* [DATA FOR THIS EXERCISE]
------------------------------------

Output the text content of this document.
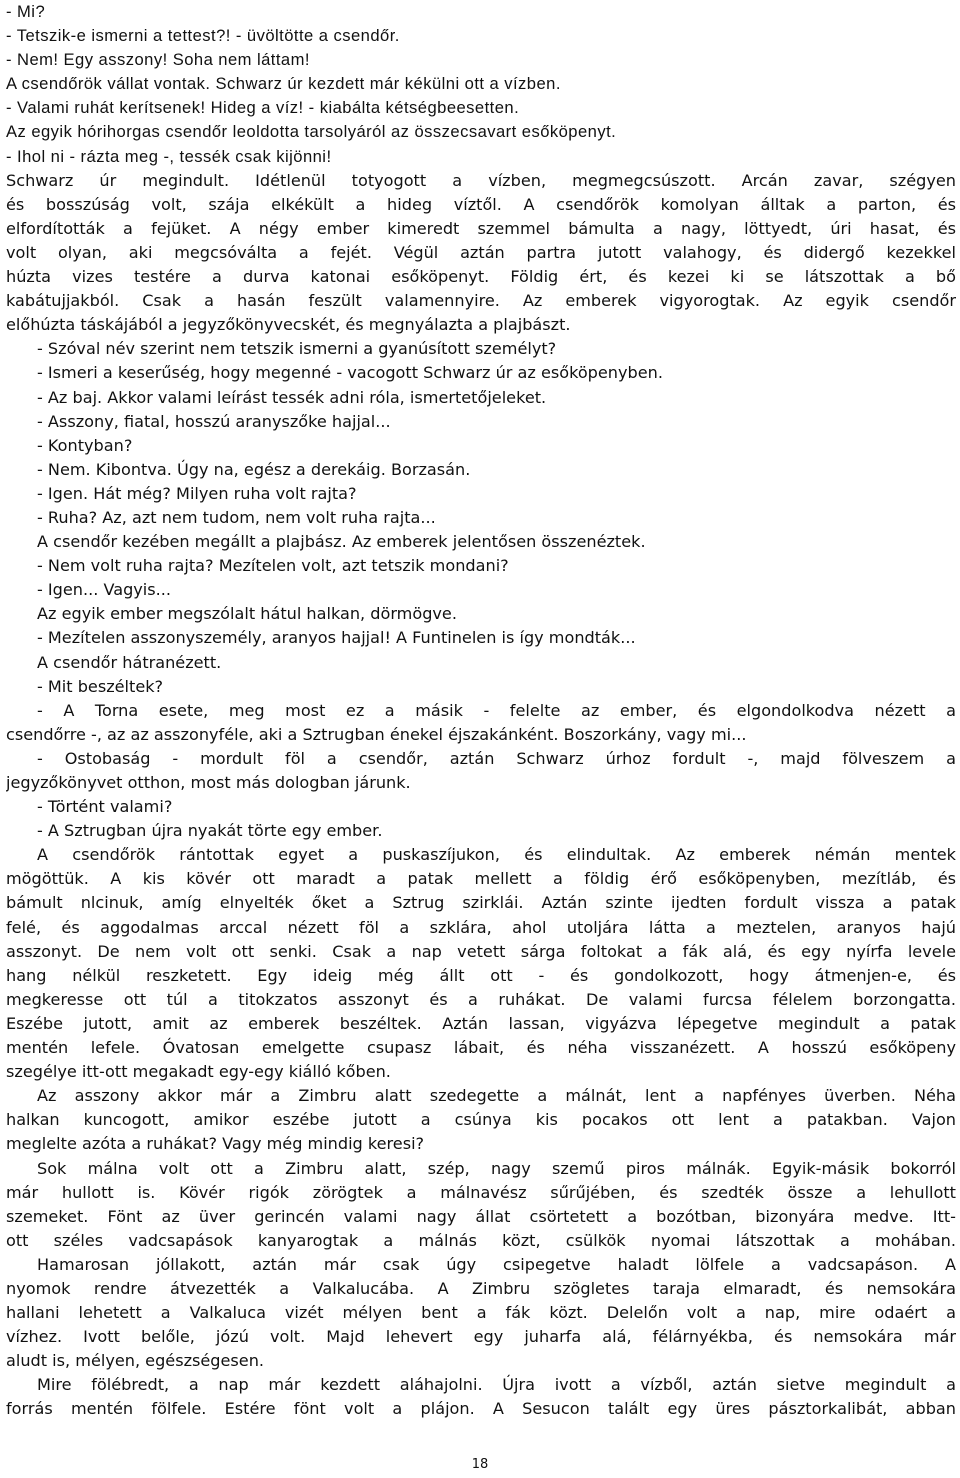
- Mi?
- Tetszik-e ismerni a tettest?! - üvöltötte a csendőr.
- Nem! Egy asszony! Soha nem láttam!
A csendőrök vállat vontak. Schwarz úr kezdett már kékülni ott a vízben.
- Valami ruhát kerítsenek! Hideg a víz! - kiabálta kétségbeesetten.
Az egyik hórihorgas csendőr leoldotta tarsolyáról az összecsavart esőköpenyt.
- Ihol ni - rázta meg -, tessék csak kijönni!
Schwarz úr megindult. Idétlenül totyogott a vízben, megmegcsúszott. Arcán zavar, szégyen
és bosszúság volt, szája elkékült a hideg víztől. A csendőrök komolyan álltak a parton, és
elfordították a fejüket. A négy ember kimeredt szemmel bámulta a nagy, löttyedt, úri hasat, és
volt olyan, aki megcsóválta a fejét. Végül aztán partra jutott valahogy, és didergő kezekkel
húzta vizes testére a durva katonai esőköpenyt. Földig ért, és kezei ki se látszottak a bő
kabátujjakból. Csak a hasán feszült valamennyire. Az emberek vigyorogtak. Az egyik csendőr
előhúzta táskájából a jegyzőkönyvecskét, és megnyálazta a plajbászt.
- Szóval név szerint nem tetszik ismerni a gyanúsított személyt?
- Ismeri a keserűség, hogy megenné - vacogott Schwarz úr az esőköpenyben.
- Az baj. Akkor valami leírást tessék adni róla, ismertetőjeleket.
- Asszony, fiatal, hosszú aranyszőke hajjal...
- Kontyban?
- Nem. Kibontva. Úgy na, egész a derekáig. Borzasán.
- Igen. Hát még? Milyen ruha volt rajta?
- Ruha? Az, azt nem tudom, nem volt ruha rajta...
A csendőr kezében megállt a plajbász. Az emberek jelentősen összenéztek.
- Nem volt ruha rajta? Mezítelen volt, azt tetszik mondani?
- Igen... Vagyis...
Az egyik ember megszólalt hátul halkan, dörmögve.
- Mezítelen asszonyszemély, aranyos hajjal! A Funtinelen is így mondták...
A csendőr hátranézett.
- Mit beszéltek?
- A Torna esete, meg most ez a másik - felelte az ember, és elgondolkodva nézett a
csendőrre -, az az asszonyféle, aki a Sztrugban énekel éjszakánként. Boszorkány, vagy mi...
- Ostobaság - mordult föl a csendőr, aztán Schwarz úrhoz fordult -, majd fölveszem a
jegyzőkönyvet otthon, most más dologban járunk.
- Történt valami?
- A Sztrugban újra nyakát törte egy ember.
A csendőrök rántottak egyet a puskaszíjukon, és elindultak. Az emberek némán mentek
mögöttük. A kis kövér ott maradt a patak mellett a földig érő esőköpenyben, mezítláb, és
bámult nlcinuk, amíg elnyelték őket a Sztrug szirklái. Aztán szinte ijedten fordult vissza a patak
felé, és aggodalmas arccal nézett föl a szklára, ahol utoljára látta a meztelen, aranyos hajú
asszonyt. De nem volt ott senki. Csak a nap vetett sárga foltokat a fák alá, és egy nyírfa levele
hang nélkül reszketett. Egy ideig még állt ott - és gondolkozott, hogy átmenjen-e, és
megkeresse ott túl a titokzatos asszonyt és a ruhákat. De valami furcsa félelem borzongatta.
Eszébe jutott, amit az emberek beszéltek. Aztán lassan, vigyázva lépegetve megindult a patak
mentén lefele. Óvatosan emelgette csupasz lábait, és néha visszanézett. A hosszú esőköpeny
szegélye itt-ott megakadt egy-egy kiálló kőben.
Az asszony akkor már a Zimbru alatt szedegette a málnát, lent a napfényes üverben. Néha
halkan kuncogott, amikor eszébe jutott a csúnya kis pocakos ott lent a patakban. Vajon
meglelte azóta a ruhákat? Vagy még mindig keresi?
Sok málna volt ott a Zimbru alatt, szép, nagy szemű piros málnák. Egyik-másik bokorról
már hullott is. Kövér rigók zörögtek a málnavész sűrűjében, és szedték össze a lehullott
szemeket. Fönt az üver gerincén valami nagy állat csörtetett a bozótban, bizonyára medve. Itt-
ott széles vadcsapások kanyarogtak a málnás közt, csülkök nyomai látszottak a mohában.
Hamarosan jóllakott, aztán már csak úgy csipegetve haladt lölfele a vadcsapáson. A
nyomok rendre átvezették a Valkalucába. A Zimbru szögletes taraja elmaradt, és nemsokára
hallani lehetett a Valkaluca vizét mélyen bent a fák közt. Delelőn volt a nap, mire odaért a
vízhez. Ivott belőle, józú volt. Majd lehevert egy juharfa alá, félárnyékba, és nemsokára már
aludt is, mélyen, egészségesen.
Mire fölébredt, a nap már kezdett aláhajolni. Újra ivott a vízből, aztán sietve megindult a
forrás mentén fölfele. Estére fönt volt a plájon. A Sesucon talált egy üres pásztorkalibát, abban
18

------------------------------------

* [WRITTEN INSTRUCTION]
Find the lines holding "jutott" and list every one.

* [THE REPLY]
volt olyan, aki megcsóválta a fejét. Végül aztán partra jutott valahogy, és didergő kezekkel
Eszébe jutott, amit az emberek beszéltek. Aztán lassan, vigyázva lépegetve megindult a patak
halkan kuncogott, amikor eszébe jutott a csúnya kis pocakos ott lent a patakban. Vajon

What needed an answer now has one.